#### Material to process:

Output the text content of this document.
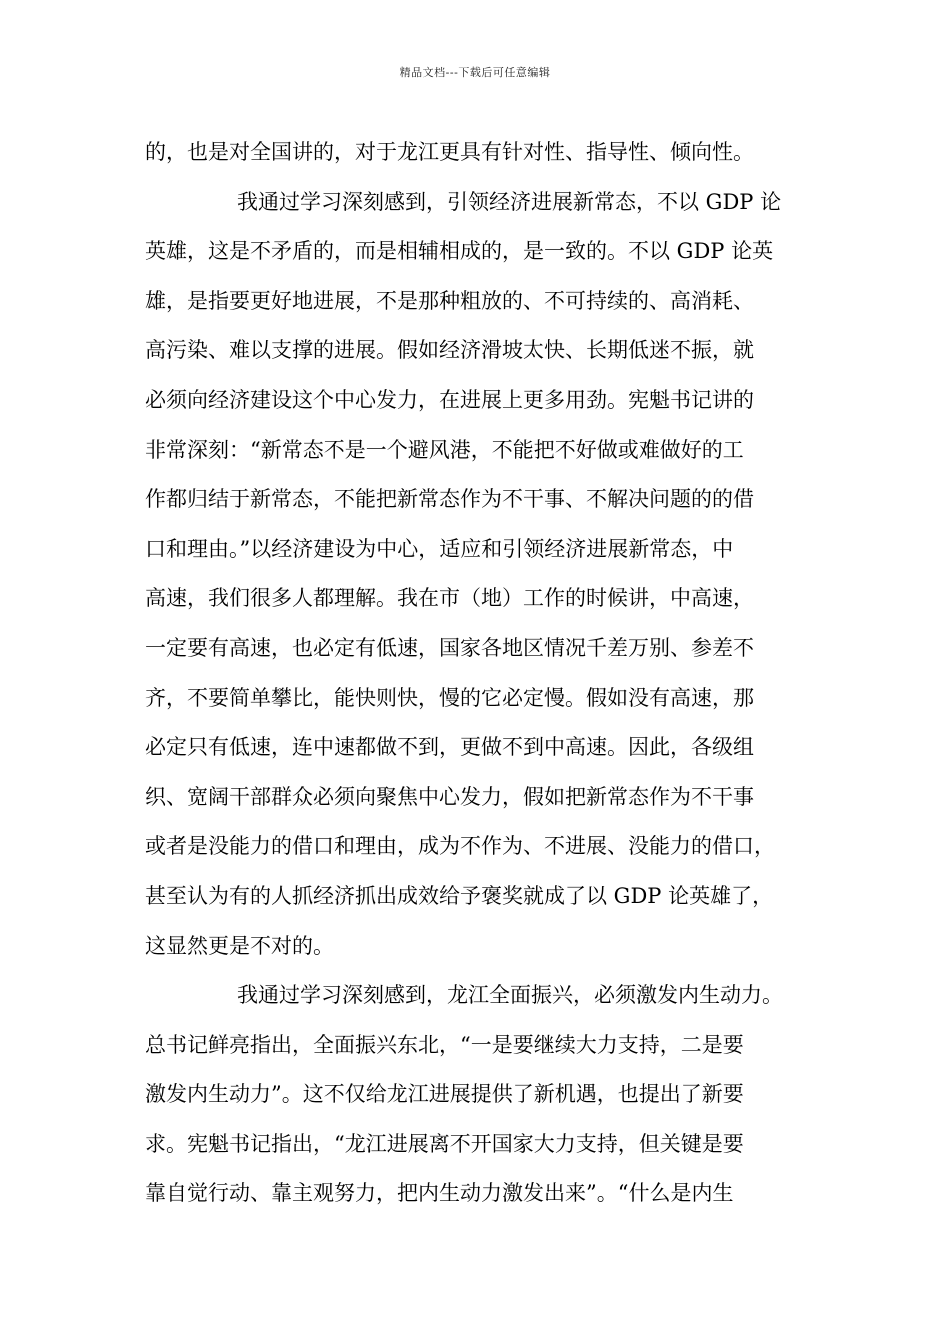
精品文档---下载后可任意编辑
的，也是对全国讲的，对于龙江更具有针对性、指导性、倾向性。
我通过学习深刻感到，引领经济进展新常态，不以 GDP 论
英雄，这是不矛盾的，而是相辅相成的，是一致的。不以 GDP 论英
雄，是指要更好地进展，不是那种粗放的、不可持续的、高消耗、
高污染、难以支撑的进展。假如经济滑坡太快、长期低迷不振，就
必须向经济建设这个中心发力，在进展上更多用劲。宪魁书记讲的
非常深刻：“新常态不是一个避风港，不能把不好做或难做好的工
作都归结于新常态，不能把新常态作为不干事、不解决问题的的借
口和理由。”以经济建设为中心，适应和引领经济进展新常态，中
高速，我们很多人都理解。我在市（地）工作的时候讲，中高速，
一定要有高速，也必定有低速，国家各地区情况千差万别、参差不
齐，不要简单攀比，能快则快，慢的它必定慢。假如没有高速，那
必定只有低速，连中速都做不到，更做不到中高速。因此，各级组
织、宽阔干部群众必须向聚焦中心发力，假如把新常态作为不干事
或者是没能力的借口和理由，成为不作为、不进展、没能力的借口，
甚至认为有的人抓经济抓出成效给予褒奖就成了以 GDP 论英雄了，
这显然更是不对的。
我通过学习深刻感到，龙江全面振兴，必须激发内生动力。
总书记鲜亮指出，全面振兴东北，“一是要继续大力支持，二是要
激发内生动力”。这不仅给龙江进展提供了新机遇，也提出了新要
求。宪魁书记指出，“龙江进展离不开国家大力支持，但关键是要
靠自觉行动、靠主观努力，把内生动力激发出来”。“什么是内生
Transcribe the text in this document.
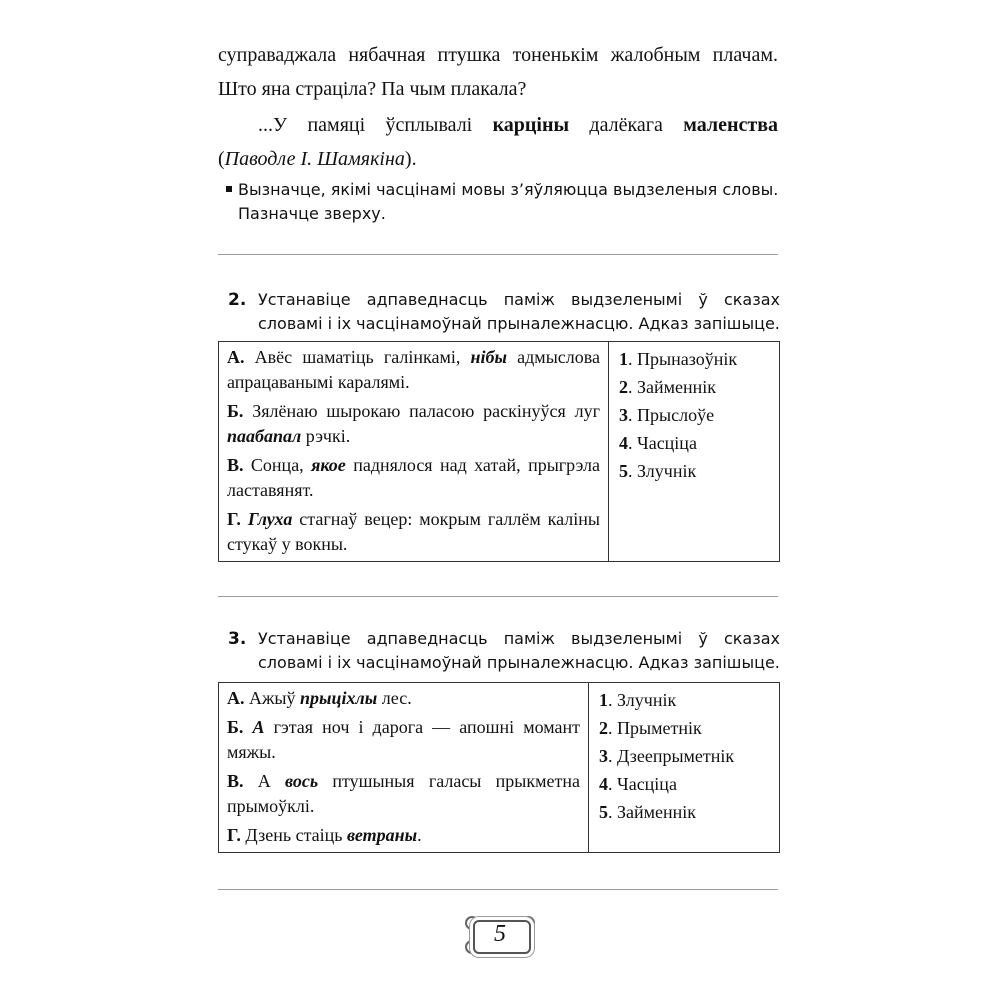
суправаджала нябачная птушка тоненькім жалобным плачам. Што яна страціла? Па чым плакала?
...У памяці ўсплывалі карціны далёкага маленства (Паводле І. Шамякіна).
Вызначце, якімі часцінамі мовы з’яўляюцца выдзеленыя словы. Пазначце зверху.
2. Устанавіце адпаведнасць паміж выдзеленымі ў сказах словамі і іх часцінамоўнай прыналежнасцю. Адказ запішыце.
А. Авёс шаматіць галінкамі, нібы адмыслова апрацаванымі каралямі.
Б. Зялёнаю шырокаю паласою раскінуўся луг паабапал рэчкі.
В. Сонца, якое паднялося над хатай, прыгрэла ластавянят.
Г. Глуха стагнаў вецер: мокрым галлём каліны стукаў у вокны.

1. Прыназоўнік
2. Займеннік
3. Прыслоўе
4. Часціца
5. Злучнік
3. Устанавіце адпаведнасць паміж выдзеленымі ў сказах словамі і іх часцінамоўнай прыналежнасцю. Адказ запішыце.
А. Ажыў прыціхлы лес.
Б. А гэтая ноч і дарога — апошні момант мяжы.
В. А вось птушыныя галасы прыкметна прымоўклі.
Г. Дзень стаіць ветраны.

1. Злучнік
2. Прыметнік
3. Дзеепрыметнік
4. Часціца
5. Займеннік
5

#### Direction:
Write out every record above exactly as it stands, but leave out the pictures.

#### Answer to this task:
Output the text content of this document.
精品文档---下载后可任意编辑
的，也是对全国讲的，对于龙江更具有针对性、指导性、倾向性。
我通过学习深刻感到，引领经济进展新常态，不以 GDP 论
英雄，这是不矛盾的，而是相辅相成的，是一致的。不以 GDP 论英
雄，是指要更好地进展，不是那种粗放的、不可持续的、高消耗、
高污染、难以支撑的进展。假如经济滑坡太快、长期低迷不振，就
必须向经济建设这个中心发力，在进展上更多用劲。宪魁书记讲的
非常深刻：“新常态不是一个避风港，不能把不好做或难做好的工
作都归结于新常态，不能把新常态作为不干事、不解决问题的的借
口和理由。”以经济建设为中心，适应和引领经济进展新常态，中
高速，我们很多人都理解。我在市（地）工作的时候讲，中高速，
一定要有高速，也必定有低速，国家各地区情况千差万别、参差不
齐，不要简单攀比，能快则快，慢的它必定慢。假如没有高速，那
必定只有低速，连中速都做不到，更做不到中高速。因此，各级组
织、宽阔干部群众必须向聚焦中心发力，假如把新常态作为不干事
或者是没能力的借口和理由，成为不作为、不进展、没能力的借口，
甚至认为有的人抓经济抓出成效给予褒奖就成了以 GDP 论英雄了，
这显然更是不对的。
我通过学习深刻感到，龙江全面振兴，必须激发内生动力。
总书记鲜亮指出，全面振兴东北，“一是要继续大力支持，二是要
激发内生动力”。这不仅给龙江进展提供了新机遇，也提出了新要
求。宪魁书记指出，“龙江进展离不开国家大力支持，但关键是要
靠自觉行动、靠主观努力，把内生动力激发出来”。“什么是内生
Transcribe the text in this document.
суправаджала нябачная птушка тоненькім жалобным плачам. Што яна страціла? Па чым плакала?
...У памяці ўсплывалі карціны далёкага маленства (Паводле І. Шамякіна).
Вызначце, якімі часцінамі мовы з’яўляюцца выдзеленыя словы. Пазначце зверху.
2. Устанавіце адпаведнасць паміж выдзеленымі ў сказах словамі і іх часцінамоўнай прыналежнасцю. Адказ запішыце.
А. Авёс шаматіць галінкамі, нібы адмыслова апрацаванымі каралямі.
Б. Зялёнаю шырокаю паласою раскінуўся луг паабапал рэчкі.
В. Сонца, якое паднялося над хатай, прыгрэла ластавянят.
Г. Глуха стагнаў вецер: мокрым галлём каліны стукаў у вокны.

1. Прыназоўнік
2. Займеннік
3. Прыслоўе
4. Часціца
5. Злучнік
3. Устанавіце адпаведнасць паміж выдзеленымі ў сказах словамі і іх часцінамоўнай прыналежнасцю. Адказ запішыце.
А. Ажыў прыціхлы лес.
Б. А гэтая ноч і дарога — апошні момант мяжы.
В. А вось птушыныя галасы прыкметна прымоўклі.
Г. Дзень стаіць ветраны.

1. Злучнік
2. Прыметнік
3. Дзеепрыметнік
4. Часціца
5. Займеннік
5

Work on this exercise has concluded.